▶ [Given instruction] Reproduce, word for word, the stretch of the exhibition essay below from "The lenticular card" through "origins—is never simple.".

── Passage shown

This essay was produced in conjunction with the exhibition Camilo Godoy: En Vivo y En Directo, curated by Tania Bruguera, on view at CUE Art Foundation from February 28 - March 27, 2019. This text is included in the free exhibition catalogue available at CUE.
While sifting through my archive of journals recently, I came across a postcard-size work that Camilo Godoy had given me on my first studio visit with him in 2015. It’s a lenticular card that shifts between two images of two identities: Godoy as a United States citizen and Godoy as Colombian citizen. The depicted passports include near-identical pictures of and information about the artist, but, as the artist indicates with the piece’s title, Global Ranking (2012): 74 and 4, the access provided by each document differs significantly. While rankings have changed since Godoy made this work in 2012, their divergence is still notable; according to the 2018 Henley Passport Index—which assigns scores primarily based on data collected from a global airline trade association, in addition to information on the breadth of access to other countries without a visa—United States citizenship is in the fourth tier, while Colombian citizenship is in the thirty-ninth.  The 2018 Arton Passport Index—which similarly factors in visa requirements but additionally considers the United Nations Development Programme Human Development Index ranking of the country as “a significant measure on the country’s perception abroad”—shows a comparable ranking, with the US in the third tier and Colombia in the thirty-fifth. 
The lenticular card is a simple device—it hardly seems to be a technology. It provides a visual slippage between images while simulating depth and movement. When employed for the purpose of comparing ease of travel, or movement across borders, it becomes a poetic metaphor for something that is possible only conceptually, not in practice. Becoming a citizen—or obtaining access to spaces that have not pre-approved you or your origins—is never simple.

────
── Records provided

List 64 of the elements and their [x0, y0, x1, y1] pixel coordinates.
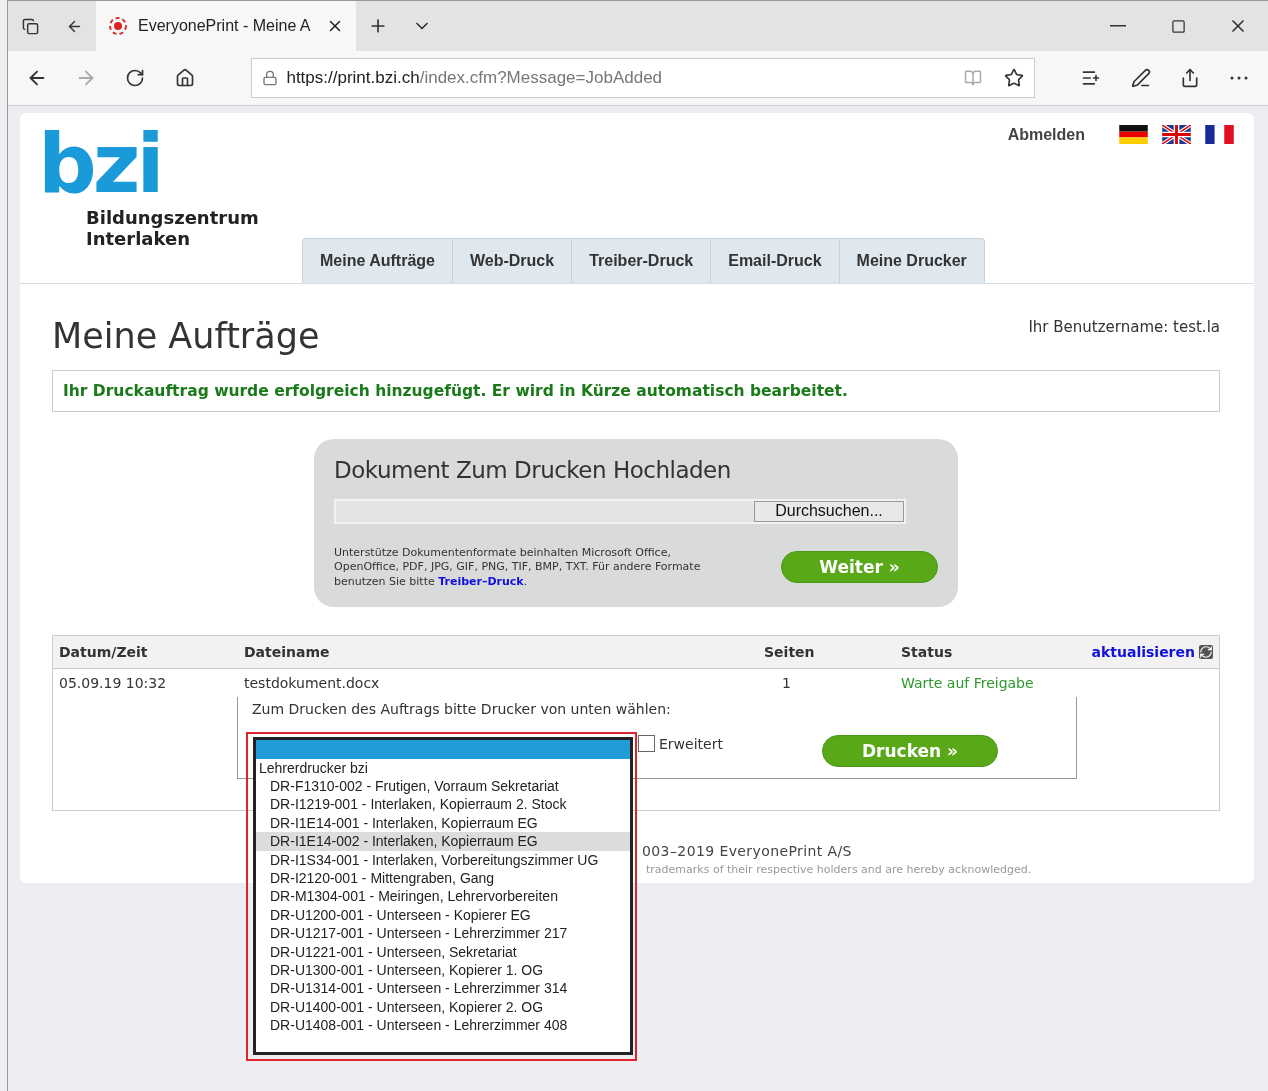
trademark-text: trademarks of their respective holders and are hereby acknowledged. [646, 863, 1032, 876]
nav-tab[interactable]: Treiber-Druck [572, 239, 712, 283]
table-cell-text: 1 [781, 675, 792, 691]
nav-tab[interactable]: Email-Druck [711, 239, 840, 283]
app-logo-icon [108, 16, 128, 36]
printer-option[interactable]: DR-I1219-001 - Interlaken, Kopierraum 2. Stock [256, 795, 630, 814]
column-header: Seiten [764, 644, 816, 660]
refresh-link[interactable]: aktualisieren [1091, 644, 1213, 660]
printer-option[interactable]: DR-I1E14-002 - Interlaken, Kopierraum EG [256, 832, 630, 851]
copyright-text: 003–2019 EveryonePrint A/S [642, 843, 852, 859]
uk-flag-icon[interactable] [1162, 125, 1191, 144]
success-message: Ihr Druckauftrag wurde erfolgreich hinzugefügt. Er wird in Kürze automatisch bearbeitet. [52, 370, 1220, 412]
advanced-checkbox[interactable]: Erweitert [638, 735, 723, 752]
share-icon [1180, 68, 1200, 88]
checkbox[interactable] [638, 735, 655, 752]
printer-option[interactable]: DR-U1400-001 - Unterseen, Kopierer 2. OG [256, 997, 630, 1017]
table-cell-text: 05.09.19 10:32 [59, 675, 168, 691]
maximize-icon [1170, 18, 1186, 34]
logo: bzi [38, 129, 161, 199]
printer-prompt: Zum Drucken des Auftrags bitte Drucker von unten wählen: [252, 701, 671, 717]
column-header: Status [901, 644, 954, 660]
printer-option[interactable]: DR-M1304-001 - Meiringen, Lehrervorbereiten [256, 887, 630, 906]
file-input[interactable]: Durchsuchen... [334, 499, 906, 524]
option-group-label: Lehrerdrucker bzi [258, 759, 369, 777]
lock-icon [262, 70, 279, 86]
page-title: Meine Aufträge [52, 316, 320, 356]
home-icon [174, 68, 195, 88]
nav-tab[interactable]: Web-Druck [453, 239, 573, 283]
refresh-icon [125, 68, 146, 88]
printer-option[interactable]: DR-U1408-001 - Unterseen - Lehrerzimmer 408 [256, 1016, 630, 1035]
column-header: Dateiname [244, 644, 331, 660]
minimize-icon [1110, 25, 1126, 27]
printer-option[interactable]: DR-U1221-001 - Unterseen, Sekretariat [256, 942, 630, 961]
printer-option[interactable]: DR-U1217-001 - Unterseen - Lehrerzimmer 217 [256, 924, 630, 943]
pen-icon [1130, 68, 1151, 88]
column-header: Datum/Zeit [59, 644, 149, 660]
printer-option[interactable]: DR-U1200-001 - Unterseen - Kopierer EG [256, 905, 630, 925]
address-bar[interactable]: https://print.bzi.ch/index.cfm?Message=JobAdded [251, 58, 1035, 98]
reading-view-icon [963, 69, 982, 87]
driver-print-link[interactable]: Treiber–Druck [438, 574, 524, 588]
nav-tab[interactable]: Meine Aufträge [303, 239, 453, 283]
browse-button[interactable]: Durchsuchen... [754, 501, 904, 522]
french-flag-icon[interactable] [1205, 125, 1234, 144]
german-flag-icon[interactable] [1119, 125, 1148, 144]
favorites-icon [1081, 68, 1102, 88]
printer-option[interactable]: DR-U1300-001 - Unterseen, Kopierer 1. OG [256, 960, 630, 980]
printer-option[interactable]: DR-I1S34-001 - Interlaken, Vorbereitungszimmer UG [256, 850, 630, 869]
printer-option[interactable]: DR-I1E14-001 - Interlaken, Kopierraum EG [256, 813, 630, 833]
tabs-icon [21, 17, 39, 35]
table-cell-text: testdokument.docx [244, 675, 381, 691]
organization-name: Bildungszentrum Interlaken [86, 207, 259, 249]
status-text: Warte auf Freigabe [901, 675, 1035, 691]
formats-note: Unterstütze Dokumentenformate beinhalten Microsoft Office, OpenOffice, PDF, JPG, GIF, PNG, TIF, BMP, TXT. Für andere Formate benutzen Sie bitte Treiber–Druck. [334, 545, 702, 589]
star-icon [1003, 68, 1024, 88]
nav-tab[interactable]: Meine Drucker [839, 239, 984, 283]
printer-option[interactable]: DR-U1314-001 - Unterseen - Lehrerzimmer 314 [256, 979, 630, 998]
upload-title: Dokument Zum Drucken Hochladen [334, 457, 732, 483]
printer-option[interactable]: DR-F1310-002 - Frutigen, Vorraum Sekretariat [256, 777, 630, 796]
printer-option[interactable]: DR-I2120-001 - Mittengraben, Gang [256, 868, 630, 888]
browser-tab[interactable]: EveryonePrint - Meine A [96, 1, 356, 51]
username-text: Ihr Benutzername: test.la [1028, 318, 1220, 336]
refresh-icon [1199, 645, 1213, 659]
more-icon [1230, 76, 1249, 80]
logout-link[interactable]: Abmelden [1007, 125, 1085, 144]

────
── Records provided

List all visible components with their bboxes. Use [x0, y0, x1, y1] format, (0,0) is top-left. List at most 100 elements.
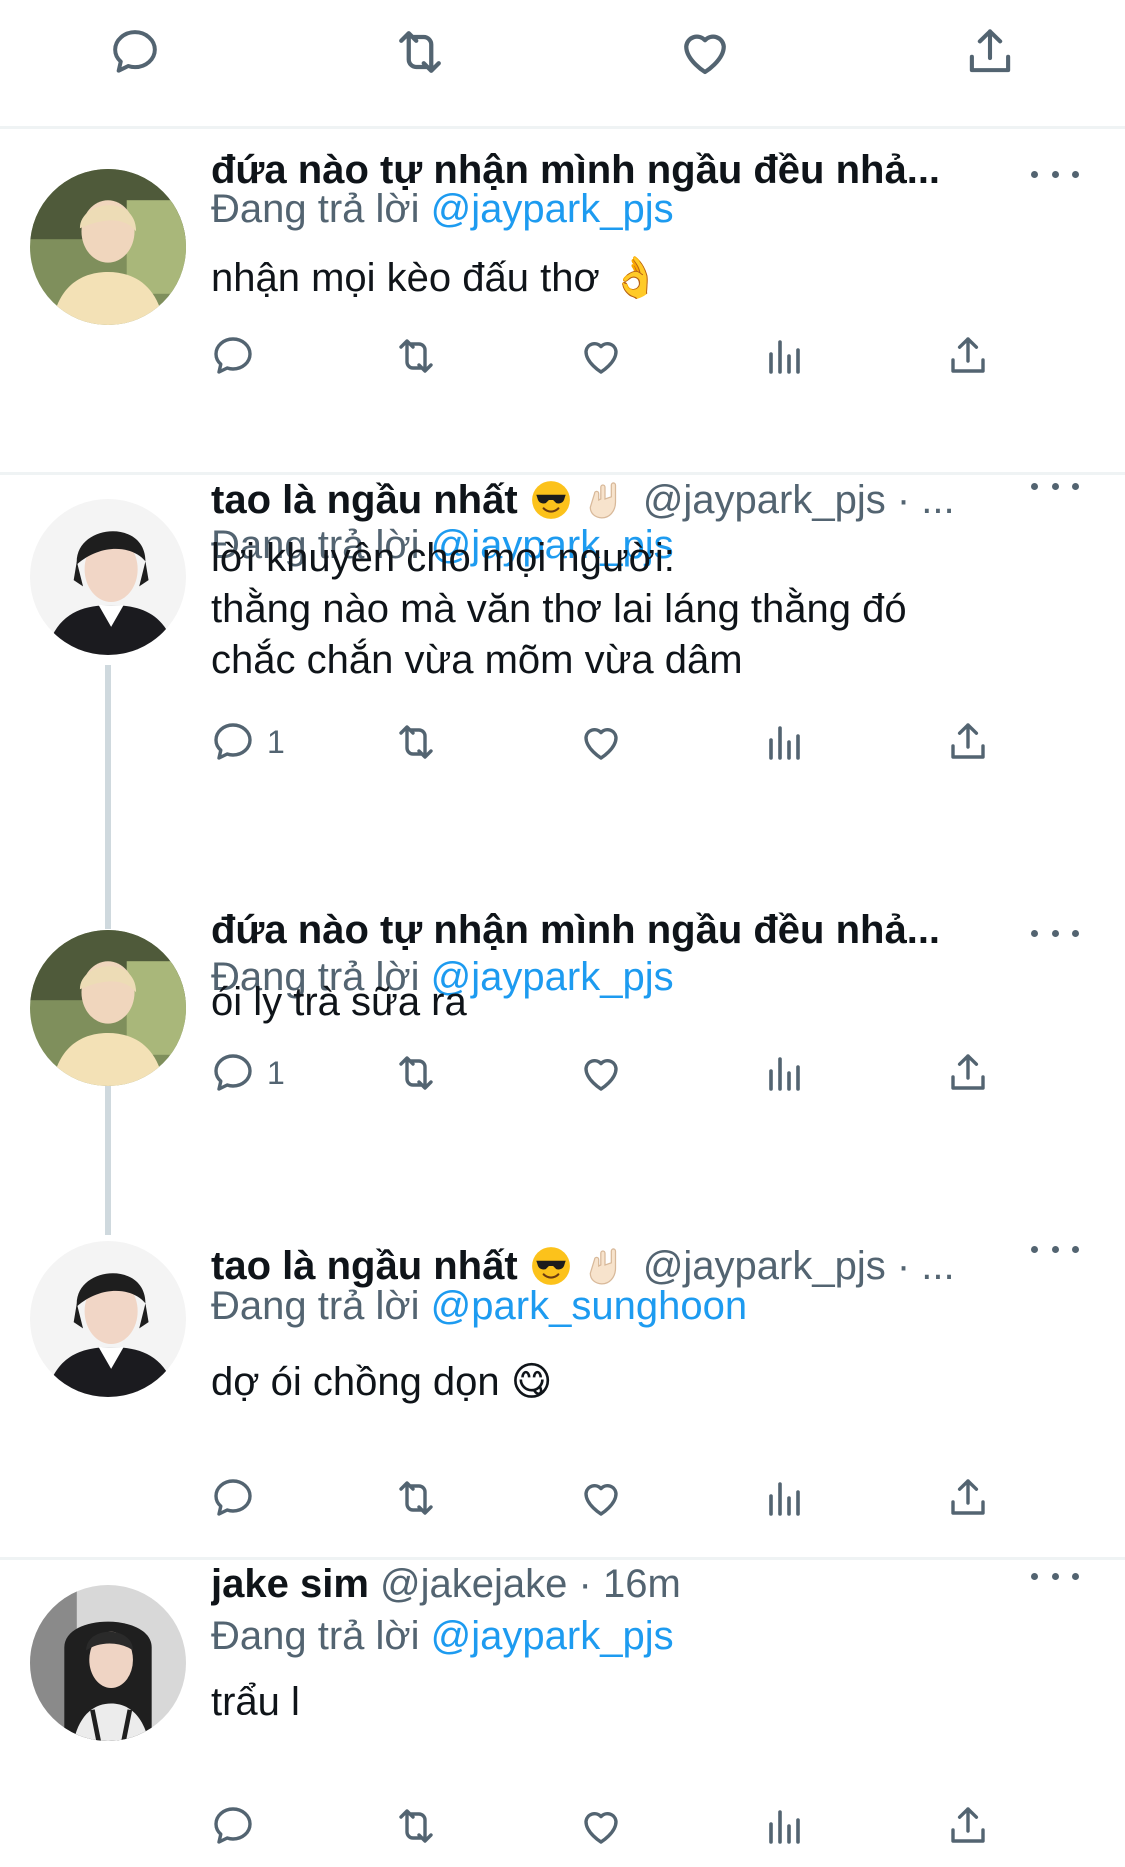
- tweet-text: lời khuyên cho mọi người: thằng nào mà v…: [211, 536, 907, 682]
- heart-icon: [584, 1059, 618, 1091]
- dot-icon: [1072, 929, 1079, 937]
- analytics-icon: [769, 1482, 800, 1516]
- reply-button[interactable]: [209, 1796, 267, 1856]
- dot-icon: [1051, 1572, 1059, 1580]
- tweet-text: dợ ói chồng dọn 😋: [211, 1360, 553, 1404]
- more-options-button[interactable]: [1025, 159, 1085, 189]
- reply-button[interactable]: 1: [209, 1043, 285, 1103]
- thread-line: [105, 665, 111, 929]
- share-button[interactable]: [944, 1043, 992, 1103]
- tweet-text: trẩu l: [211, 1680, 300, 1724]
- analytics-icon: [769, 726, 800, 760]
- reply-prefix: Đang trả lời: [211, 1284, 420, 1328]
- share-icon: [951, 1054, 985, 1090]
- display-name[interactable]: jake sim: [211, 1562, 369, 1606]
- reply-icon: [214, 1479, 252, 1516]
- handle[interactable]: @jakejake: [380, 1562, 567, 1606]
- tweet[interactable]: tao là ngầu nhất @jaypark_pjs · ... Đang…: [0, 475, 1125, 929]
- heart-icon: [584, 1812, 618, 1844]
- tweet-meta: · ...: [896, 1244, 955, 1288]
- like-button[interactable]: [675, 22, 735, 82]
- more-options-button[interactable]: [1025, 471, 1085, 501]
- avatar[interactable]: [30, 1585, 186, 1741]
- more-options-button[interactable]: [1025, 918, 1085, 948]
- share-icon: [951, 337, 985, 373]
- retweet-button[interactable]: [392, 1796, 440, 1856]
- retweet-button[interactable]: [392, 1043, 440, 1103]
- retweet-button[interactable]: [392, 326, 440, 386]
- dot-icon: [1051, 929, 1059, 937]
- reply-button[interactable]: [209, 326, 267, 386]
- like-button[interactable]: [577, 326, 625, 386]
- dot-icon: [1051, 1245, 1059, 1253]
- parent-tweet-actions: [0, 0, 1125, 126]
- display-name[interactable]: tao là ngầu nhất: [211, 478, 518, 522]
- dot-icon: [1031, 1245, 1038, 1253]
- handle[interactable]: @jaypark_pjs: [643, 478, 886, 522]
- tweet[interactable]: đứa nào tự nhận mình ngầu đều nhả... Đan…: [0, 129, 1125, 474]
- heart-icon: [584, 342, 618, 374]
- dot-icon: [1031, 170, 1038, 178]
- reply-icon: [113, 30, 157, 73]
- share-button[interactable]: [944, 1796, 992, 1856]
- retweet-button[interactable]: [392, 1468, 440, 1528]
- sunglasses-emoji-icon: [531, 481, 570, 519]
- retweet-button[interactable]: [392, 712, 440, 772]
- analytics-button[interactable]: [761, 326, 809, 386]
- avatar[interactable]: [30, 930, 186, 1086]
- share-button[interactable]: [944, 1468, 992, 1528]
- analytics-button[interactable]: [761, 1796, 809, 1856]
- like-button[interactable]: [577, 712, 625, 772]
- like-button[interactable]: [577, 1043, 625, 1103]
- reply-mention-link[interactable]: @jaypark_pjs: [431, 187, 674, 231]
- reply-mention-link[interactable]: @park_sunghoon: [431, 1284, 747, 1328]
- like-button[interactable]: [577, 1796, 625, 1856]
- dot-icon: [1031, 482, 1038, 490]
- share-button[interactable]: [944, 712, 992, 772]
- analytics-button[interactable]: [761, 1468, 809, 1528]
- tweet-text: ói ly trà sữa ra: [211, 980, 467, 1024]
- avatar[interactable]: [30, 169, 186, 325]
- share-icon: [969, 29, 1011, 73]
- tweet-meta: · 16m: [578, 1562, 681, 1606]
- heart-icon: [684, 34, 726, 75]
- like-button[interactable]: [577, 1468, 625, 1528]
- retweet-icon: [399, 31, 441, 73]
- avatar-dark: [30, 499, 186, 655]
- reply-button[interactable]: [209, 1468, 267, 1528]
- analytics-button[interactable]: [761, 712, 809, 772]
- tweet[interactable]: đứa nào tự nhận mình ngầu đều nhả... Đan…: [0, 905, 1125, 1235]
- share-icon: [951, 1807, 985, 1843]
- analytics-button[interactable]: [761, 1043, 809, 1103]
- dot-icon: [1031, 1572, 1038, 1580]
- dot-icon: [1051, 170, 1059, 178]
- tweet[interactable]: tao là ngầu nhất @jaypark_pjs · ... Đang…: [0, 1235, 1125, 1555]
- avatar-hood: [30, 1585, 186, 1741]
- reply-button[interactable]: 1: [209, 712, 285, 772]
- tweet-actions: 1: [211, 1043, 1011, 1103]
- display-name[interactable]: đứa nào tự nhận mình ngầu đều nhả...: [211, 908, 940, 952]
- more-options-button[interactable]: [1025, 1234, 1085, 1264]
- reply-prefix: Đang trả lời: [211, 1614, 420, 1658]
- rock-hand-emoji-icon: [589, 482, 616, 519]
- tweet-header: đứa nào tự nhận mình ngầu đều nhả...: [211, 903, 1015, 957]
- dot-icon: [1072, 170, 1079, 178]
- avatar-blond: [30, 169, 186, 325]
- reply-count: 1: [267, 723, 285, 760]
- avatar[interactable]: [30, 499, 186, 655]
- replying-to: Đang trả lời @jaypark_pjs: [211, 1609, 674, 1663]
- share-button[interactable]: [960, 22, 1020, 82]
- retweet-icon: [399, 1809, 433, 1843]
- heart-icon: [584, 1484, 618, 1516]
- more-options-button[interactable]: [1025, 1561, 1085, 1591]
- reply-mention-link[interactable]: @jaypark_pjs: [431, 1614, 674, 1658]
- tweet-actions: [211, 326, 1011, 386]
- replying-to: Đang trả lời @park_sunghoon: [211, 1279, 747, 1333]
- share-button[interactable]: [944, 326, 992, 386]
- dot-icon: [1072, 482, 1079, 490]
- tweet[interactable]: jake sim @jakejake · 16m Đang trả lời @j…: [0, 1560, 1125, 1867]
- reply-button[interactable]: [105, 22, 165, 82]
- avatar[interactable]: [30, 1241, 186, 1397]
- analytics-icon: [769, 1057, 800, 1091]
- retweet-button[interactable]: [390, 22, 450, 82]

────
── Records provided

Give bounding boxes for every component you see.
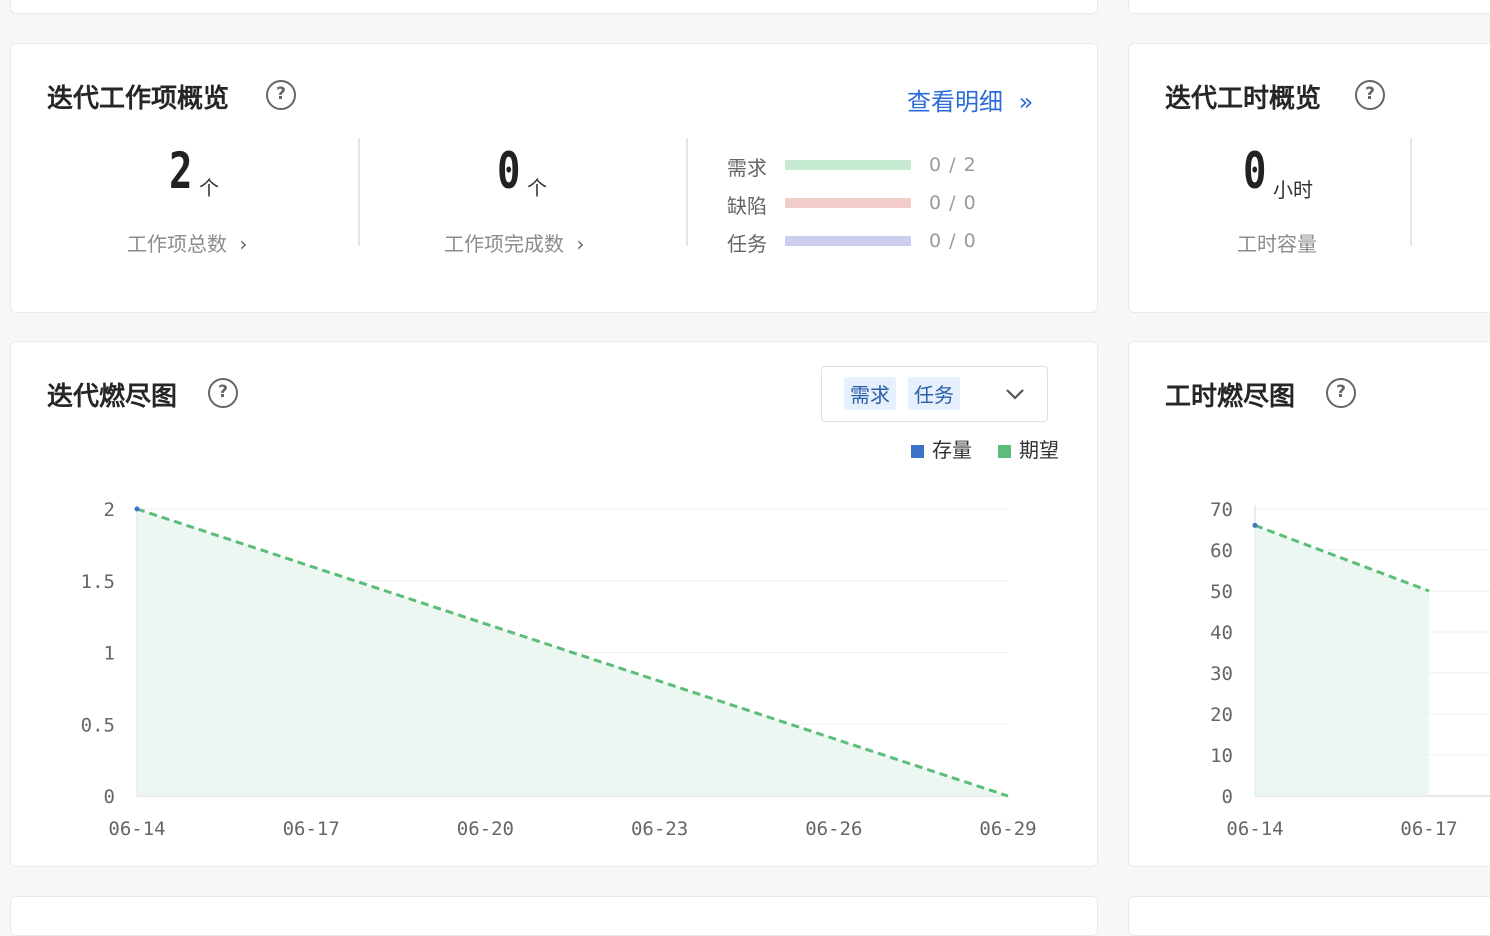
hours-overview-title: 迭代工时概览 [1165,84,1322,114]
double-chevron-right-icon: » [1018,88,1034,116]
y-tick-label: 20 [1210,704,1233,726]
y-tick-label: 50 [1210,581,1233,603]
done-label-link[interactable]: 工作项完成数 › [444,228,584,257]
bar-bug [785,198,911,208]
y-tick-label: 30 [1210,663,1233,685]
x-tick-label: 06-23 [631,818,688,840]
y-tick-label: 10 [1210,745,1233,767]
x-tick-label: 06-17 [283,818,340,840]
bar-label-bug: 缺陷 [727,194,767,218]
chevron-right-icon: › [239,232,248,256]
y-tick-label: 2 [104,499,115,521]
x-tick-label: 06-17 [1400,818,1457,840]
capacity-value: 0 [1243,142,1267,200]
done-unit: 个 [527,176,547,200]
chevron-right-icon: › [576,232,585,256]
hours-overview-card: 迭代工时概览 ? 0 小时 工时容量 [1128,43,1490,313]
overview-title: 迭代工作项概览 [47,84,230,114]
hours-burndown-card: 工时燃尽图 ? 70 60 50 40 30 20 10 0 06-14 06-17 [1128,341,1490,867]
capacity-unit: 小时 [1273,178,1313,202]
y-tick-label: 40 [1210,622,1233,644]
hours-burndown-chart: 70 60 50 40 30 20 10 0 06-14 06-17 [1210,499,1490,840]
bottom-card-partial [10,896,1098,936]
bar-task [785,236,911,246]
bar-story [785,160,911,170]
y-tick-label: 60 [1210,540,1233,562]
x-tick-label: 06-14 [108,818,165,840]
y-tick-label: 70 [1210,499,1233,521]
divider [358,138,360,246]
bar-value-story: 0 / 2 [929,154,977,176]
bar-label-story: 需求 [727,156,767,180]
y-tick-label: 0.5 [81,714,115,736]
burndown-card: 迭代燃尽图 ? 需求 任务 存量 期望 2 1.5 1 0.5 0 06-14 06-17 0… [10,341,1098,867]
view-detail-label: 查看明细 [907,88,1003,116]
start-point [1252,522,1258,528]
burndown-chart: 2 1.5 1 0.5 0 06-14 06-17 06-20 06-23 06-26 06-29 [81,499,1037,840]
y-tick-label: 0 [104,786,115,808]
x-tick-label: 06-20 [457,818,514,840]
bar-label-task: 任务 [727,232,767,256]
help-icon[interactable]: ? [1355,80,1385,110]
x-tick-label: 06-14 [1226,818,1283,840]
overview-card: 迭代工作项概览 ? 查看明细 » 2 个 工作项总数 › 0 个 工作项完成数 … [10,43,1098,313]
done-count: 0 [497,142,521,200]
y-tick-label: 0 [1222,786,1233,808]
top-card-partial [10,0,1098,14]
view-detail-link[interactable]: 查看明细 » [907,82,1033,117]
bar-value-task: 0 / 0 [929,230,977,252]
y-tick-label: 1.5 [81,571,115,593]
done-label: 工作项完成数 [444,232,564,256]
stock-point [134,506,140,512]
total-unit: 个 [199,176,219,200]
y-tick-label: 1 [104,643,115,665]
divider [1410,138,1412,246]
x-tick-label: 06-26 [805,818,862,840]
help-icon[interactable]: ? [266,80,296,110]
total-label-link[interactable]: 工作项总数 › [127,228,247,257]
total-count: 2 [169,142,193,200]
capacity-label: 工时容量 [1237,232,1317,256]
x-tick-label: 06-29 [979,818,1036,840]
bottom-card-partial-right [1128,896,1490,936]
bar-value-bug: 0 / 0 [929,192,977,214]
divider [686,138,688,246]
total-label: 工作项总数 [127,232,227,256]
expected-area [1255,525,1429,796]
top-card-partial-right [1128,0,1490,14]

────

▶ [Reply to the task]
The lenticular card is a simple device—it hardly seems to be a technology. It provides a visual slippage between images while simulating depth and movement. When employed for the purpose of comparing ease of travel, or movement across borders, it becomes a poetic metaphor for something that is possible only conceptually, not in practice. Becoming a citizen—or obtaining access to spaces that have not pre-approved you or your origins—is never simple.